ЗАДАНИЯ:
A. Кто, согласно текстовому блоку, рисует странные тревожные картинки на ватманских листах?
B. Дословно перепишите отрывок из текстового блока: начните со слов «Реальность включает в» и остановитесь после слов «раствориться и исчезнуть.».

Создается новая философия, философия человека, который относится к своему проигрышу как к определенному дару богов. Удар, который мог бы погубить, сдвинул человека с места, разрушил магию ритуала. Возраст проигравших — незаметность и забытость, зазор между возрастами. Нежелание или неспособность меняться. “Тот, кто выигрывает, переходит из одного состояния в другое. Проигравший остается прежним, предприняв лишь попытку изменения”.
Реальность включает в себя вымысел. Придуманный мир начинает оживать в сознании персонажа, жизнь становится чередой странных тревожных картинок, которые рисует на ватманских листах слабоумный брат Бернарда. Один ритуал заменяется другим. “Братство проигравших” становится очередной попыткой найти смысл жизни вне жизни, раствориться и исчезнуть.
Рыбакова воссоздает атмосферу готического романа, заменив мистику философией. Действительность становится витражом, сквозь который просвечивает реальность с одной стороны и вымысел — с другой. Повествование выступает своеобразной границей между реальным и вымышленным миром; извилистой линией сумасшедшего архитектора, конструктора, не принимающего себя всерьез. На самом деле все происходящее — игра подсознания Бернарда, вообразившего себя создателем, чьи фантомы начинают жить в неопределимом пространстве. Автор как бы и не мешает им принимать облик и плоть, допуская возможность их существования вне пределов своего сознания. Но на самом деле жестко контролирует происходящее. В его Книге судеб случайность приобретает значение закономерности.

РАЗДЕЛ ДАННЫХ:
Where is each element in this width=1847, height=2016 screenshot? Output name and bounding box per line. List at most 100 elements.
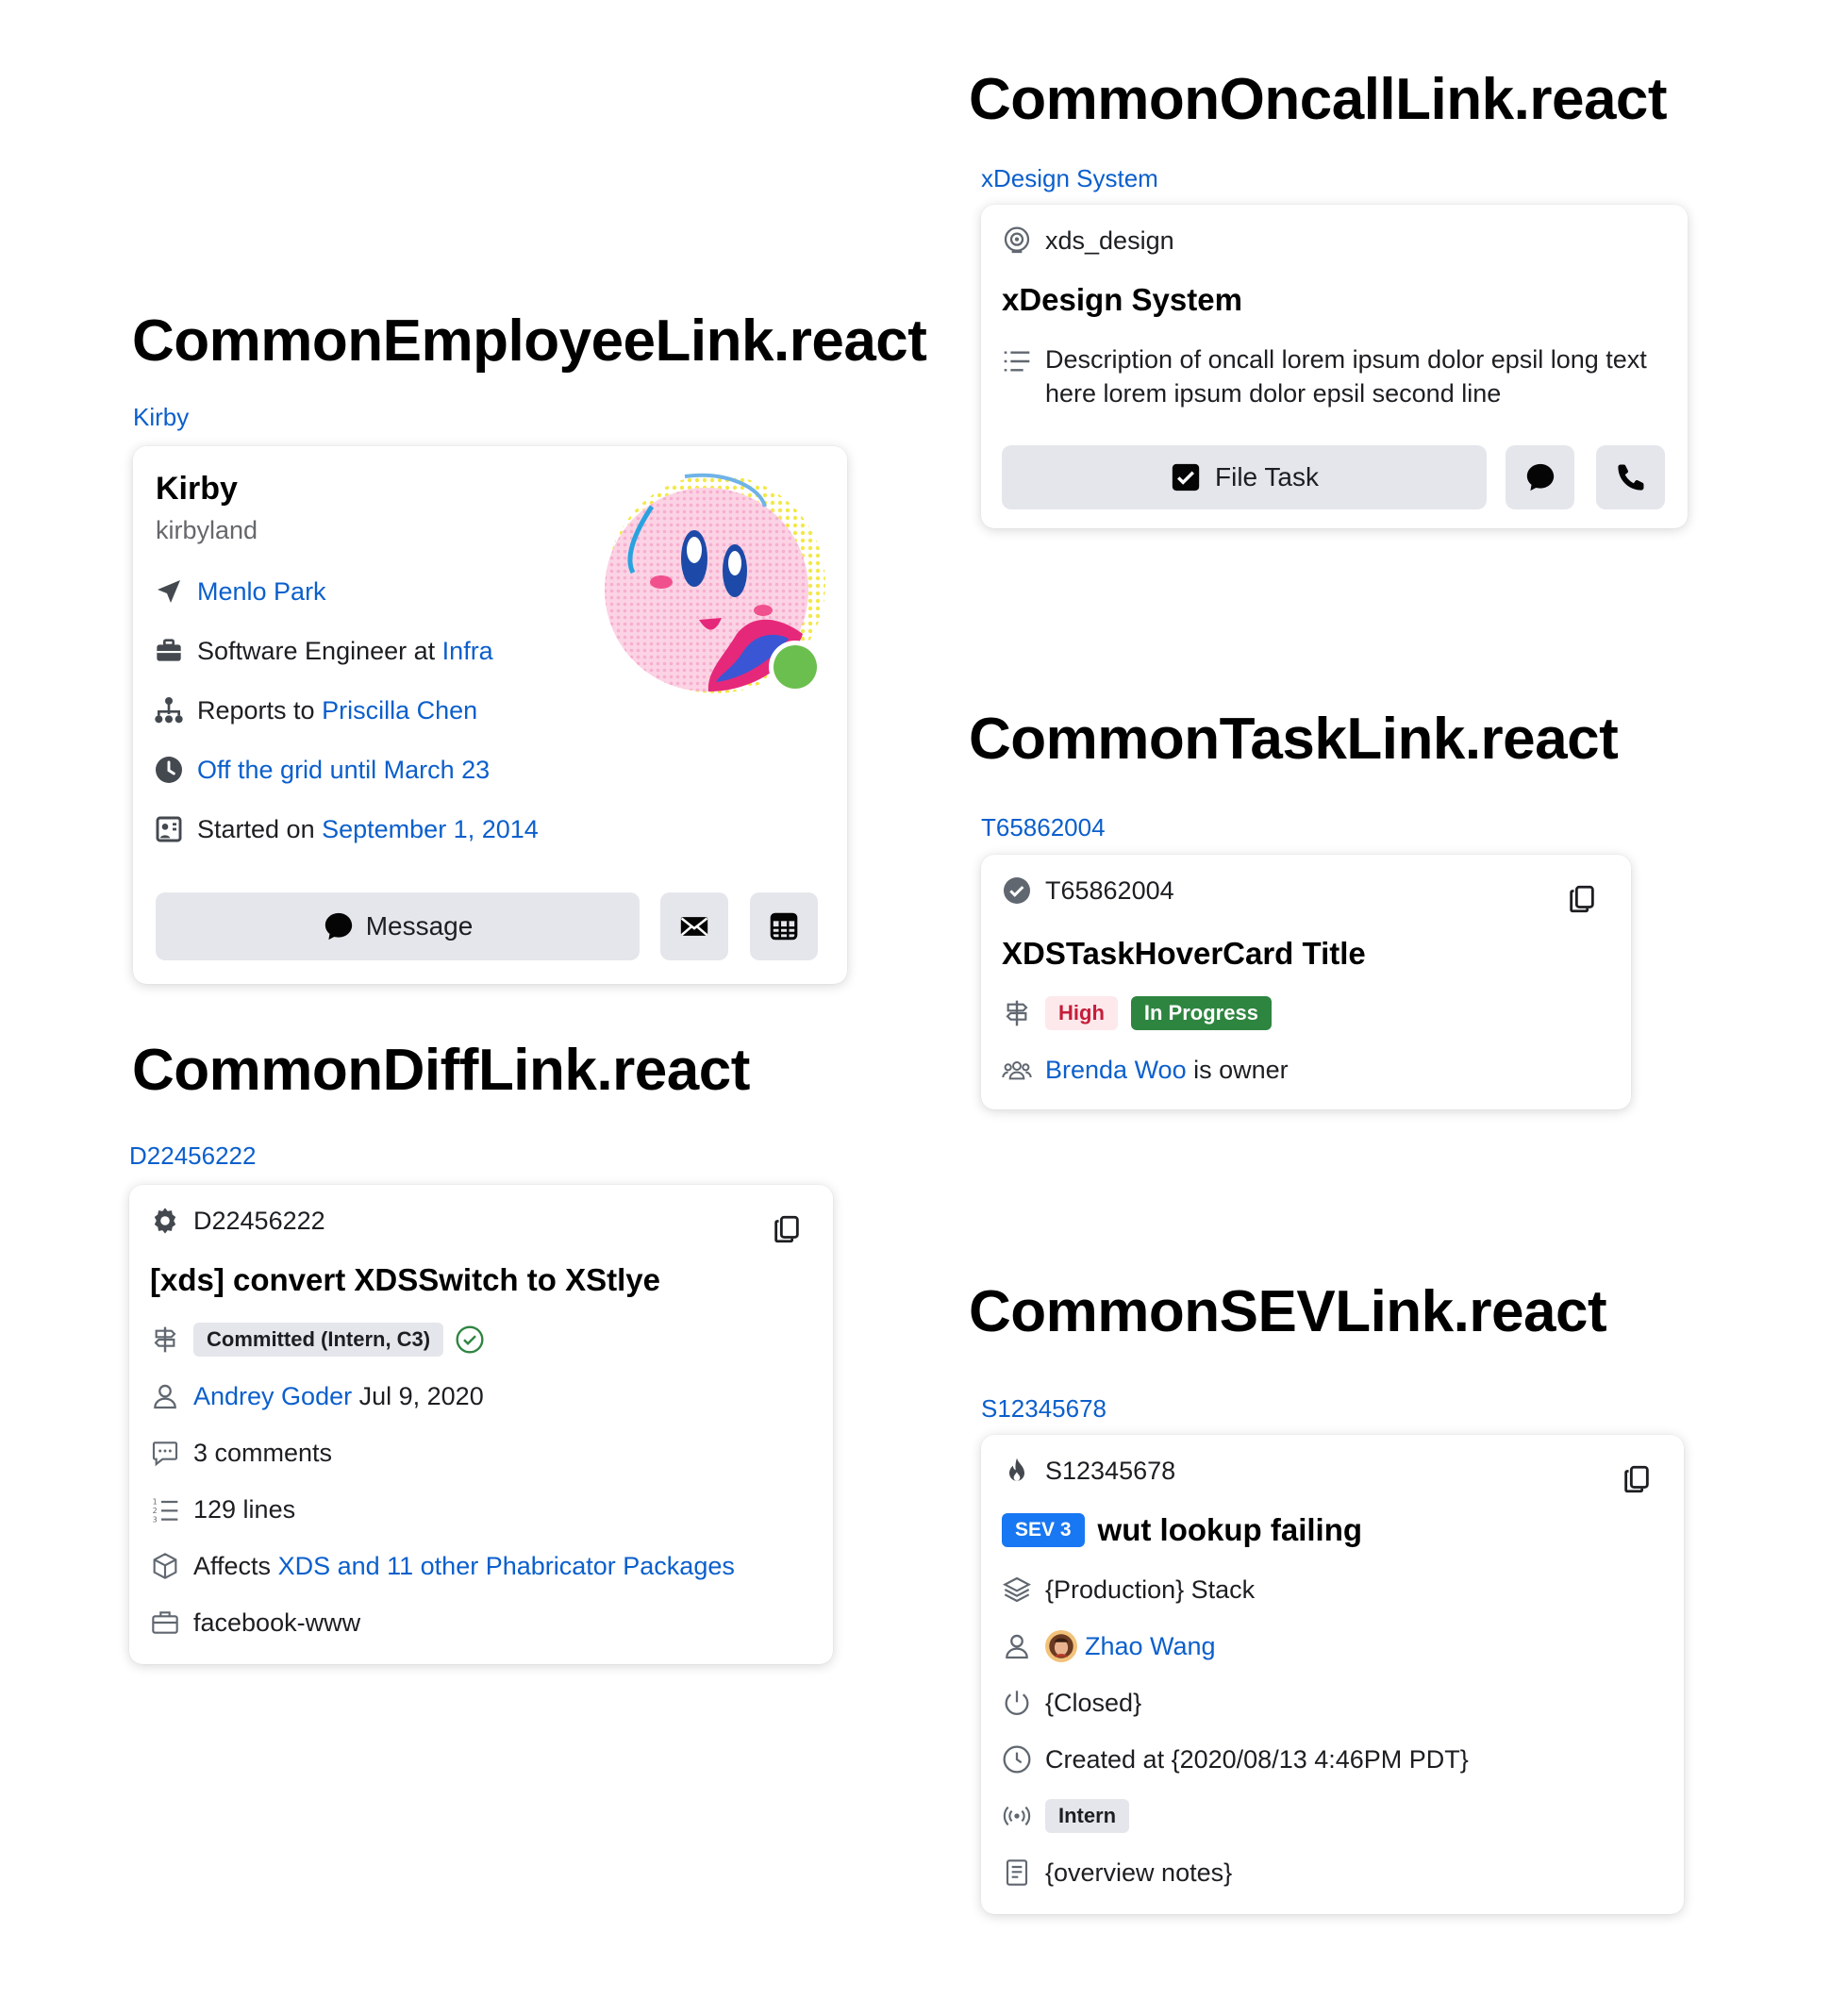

ОЖИДАЕМЫЕ ОТВЕТЫ:
A. Слабоумный брат Бернарда.

B.
Реальность включает в себя вымысел. Придуманный мир начинает оживать в сознании персонажа, жизнь становится чередой странных тревожных картинок, которые рисует на ватманских листах слабоумный брат Бернарда. Один ритуал заменяется другим. “Братство проигравших” становится очередной попыткой найти смысл жизни вне жизни, раствориться и исчезнуть.